De acordo com o Código Penal, em caso de violência sexual o procedimento pode ser realizado sem limitação para o tempo de gestação.
Além do estupro, a gravidez é de alto risco, um sério problema para a vida da menina se nada for feito. Essa situação foi reconhecida pela própria promotora do caso, Mirela Dutra Alberton, do Ministério Público SC: “Por óbvio, uma criança em tenra idade (10 anos) não possui estrutura biológica em estágio de formação apto para uma gestação”.
A promotora, segundo matéria do Intercept e Portal Catarinas, ajuizou uma ação cautelar pedindo o acolhimento institucional da criança, para protegê-la: “permanecer até verificar-se que não se encontra mais em situação de risco [de violência sexual] e possa retornar para a família natural”.
Entretanto, a juíza da Comarca de Tijucas Joana Ribeiro Zimmer induziu a criança a permanecer com o feto, negando o direito legal ao aborto seguro. Agregou à ida ao abrigo por proteção da criança contra o agressor ao fato de que “doravante, o risco é que a mãe efetue algum procedimento para operar a morte do bebê”. Um absurdo!
Nesta segunda-feira (20), a criança já havia completado 11 anos e está na 29ª semana de gravidez.
Em audiência, dias antes, a juíza chegou a perguntar à criança, que estava às vésperas do aniversário: “Você tem algum pedido especial de aniversário? Se tiver, é só pedir. Quer escolher o nome do bebê?”. Uma coação repugnante!
Na mesma audiência, a promotora de forma perversa sugeriu a manutenção da gravidez. “A gente mantinha mais uma ou duas semanas apenas a tua barriga, porque, para ele ter a chance de sobreviver mais, ele precisa tomar os medicamentos para o pulmão se formar completamente. Em vez de deixar ele morrer – porque já é um bebê, já é uma criança –, em vez de a gente tirar da tua barriga e ver ele morrendo e agonizando, é isso que acontece, porque o Brasil não concorda com a eutanásia, o Brasil não tem, não vai dar medicamento para ele… Ele vai nascer chorando, não [inaudível] medicamento para ele morrer”.

********

▶ **O que fazer**
Atualize a parte do trecho do documento que começa nas palavras "Entretanto, a juíza" e vai até "semana de gravidez.", inclusive. Troque "aborto seguro" por "aborto legal".

Itens de dados

********

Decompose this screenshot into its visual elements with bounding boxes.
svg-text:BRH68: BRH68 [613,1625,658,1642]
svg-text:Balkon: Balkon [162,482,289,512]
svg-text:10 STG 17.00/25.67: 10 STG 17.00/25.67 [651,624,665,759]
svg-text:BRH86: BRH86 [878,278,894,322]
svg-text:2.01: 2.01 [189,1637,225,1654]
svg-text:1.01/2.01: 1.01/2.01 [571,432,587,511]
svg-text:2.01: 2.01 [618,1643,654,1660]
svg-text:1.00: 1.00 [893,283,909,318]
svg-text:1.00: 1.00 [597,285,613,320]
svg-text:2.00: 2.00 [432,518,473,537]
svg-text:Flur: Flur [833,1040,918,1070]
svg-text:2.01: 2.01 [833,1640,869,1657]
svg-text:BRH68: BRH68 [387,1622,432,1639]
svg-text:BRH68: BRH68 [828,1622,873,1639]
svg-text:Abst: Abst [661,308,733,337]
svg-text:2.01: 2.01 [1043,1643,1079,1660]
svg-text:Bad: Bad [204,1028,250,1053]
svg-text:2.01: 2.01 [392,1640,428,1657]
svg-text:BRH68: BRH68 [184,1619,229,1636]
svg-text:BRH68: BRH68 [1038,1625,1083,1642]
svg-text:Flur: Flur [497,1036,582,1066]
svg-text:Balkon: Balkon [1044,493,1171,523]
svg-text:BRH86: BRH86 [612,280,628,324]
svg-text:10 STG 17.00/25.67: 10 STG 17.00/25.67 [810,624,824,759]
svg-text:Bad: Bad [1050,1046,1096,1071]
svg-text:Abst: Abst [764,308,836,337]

********

▶ **Resposta abaixo**
Entretanto, a juíza da Comarca de Tijucas Joana Ribeiro Zimmer induziu a criança a permanecer com o feto, negando o direito legal ao aborto legal. Agregou à ida ao abrigo por proteção da criança contra o agressor ao fato de que “doravante, o risco é que a mãe efetue algum procedimento para operar a morte do bebê”. Um absurdo!
Nesta segunda-feira (20), a criança já havia completado 11 anos e está na 29ª semana de gravidez.